Although tolerance and opioid-induced hyperalgesia both result in a similar need for dose escalation, they are nevertheless caused by two distinct mechanisms. The similar net effect makes the two phenomena difficult to distinguish in a clinical setting. Under chronic opioid treatment, a particular individual's requirement for dose escalation may be due to tolerance (desensitization of antinociceptive mechanisms), opioid-induced hyperalgesia (sensitization of pronociceptive mechanisms), or a combination of both. Identifying the development of hyperalgesia is of great clinical importance since patients receiving opioids to relieve pain may paradoxically experience more pain as a result of treatment. Whereas increasing the dose of opioid can be an effective way to overcome tolerance, doing so to compensate for opioid-induced hyperalgesia may worsen the patient's condition by increasing sensitivity to pain while escalating physical dependence.
If an individual is taking opioids for a chronic non-cancer pain condition, and cannot achieve effective pain relief despite increases in dose, they may be experiencing opioid-induced hyperalgesia. In this case, they may benefit from complete withdrawal from opioid therapy. Many individuals report reduced pain levels when opioids are withdrawn.

(Saved entries)
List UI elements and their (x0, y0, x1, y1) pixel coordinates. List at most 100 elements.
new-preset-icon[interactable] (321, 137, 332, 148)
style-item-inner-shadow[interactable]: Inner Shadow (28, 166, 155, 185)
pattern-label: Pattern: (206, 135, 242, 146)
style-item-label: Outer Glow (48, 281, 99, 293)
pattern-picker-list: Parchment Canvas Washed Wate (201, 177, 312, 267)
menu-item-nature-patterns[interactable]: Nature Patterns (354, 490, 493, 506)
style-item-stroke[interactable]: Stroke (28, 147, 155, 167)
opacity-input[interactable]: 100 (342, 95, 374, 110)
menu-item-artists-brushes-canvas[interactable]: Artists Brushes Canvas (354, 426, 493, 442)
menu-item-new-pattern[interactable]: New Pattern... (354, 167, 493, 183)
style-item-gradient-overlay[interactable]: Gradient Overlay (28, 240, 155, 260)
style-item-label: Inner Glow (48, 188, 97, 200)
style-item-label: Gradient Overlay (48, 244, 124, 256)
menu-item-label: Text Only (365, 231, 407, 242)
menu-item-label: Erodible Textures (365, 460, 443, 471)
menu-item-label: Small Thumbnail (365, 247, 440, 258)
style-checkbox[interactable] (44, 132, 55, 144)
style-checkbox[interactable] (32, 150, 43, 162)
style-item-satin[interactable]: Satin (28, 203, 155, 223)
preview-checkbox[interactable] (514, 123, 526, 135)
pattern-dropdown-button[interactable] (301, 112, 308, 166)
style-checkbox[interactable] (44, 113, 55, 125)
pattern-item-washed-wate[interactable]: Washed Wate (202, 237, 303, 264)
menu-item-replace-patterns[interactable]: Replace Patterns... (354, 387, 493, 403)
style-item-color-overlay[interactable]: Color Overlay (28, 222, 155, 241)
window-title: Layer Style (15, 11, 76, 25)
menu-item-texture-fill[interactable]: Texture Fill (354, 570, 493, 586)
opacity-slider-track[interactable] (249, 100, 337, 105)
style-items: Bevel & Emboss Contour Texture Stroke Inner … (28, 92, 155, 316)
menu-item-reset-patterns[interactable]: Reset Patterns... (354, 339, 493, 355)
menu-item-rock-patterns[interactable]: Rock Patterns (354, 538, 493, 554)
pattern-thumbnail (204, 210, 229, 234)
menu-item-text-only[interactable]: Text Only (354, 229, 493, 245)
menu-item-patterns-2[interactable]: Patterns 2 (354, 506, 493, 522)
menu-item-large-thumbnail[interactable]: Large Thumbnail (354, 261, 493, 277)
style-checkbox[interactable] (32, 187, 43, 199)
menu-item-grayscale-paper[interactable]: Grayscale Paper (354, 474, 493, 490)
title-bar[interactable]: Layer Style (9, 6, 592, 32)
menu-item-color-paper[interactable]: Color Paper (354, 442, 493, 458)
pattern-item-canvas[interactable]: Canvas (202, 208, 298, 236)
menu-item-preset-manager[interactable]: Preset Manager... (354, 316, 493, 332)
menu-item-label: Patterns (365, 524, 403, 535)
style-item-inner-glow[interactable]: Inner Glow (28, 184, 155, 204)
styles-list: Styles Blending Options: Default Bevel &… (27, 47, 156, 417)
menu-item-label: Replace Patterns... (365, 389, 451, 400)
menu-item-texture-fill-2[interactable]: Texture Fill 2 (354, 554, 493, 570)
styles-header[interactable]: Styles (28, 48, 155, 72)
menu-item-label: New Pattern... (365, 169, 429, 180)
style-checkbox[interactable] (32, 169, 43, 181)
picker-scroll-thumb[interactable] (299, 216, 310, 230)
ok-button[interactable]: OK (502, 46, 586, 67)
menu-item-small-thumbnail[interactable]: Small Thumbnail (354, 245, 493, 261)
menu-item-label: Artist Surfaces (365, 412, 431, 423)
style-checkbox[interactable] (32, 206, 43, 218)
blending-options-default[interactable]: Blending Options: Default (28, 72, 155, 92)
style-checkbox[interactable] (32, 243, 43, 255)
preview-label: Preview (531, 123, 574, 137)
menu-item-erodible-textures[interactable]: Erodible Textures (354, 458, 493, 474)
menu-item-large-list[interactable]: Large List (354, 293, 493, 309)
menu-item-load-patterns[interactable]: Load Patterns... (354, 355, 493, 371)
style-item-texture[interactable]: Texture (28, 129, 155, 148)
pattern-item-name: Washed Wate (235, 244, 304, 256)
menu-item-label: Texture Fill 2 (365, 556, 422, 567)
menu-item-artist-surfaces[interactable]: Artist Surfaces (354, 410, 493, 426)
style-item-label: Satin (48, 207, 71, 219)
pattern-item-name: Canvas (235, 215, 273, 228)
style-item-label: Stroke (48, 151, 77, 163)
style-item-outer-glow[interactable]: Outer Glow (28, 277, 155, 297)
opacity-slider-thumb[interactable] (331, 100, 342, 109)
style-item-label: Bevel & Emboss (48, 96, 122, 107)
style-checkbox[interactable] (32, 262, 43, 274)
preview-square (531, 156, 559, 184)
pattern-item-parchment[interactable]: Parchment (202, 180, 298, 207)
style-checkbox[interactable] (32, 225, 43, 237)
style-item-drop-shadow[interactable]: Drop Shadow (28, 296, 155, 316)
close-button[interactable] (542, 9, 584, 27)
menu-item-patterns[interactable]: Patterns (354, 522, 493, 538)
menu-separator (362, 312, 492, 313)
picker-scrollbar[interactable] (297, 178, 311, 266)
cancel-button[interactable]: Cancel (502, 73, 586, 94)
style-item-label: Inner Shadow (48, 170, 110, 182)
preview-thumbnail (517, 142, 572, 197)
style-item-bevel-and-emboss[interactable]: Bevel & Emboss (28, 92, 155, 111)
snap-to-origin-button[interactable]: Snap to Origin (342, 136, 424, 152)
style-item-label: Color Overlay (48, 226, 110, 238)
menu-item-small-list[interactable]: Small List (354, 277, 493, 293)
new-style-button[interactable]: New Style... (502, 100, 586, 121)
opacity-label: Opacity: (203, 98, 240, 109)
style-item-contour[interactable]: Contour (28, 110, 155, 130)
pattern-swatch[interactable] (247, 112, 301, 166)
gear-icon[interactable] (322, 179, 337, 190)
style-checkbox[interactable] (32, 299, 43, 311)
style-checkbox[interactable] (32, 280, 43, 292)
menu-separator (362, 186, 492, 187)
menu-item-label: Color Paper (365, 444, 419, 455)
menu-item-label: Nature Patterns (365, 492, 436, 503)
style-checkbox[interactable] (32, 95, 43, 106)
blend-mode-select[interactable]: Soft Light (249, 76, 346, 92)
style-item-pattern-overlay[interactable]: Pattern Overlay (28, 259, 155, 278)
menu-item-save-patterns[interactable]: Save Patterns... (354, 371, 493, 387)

§ **WORK ITEM**
Please reproduce the passage on opioid-induced hyperalgesia from "If an individual" up to and including "opioids are withdrawn.". The items have no connection to the passage on opioid-induced hyperalgesia.

§ **FINISHED EXERCISE**
If an individual is taking opioids for a chronic non-cancer pain condition, and cannot achieve effective pain relief despite increases in dose, they may be experiencing opioid-induced hyperalgesia. In this case, they may benefit from complete withdrawal from opioid therapy. Many individuals report reduced pain levels when opioids are withdrawn.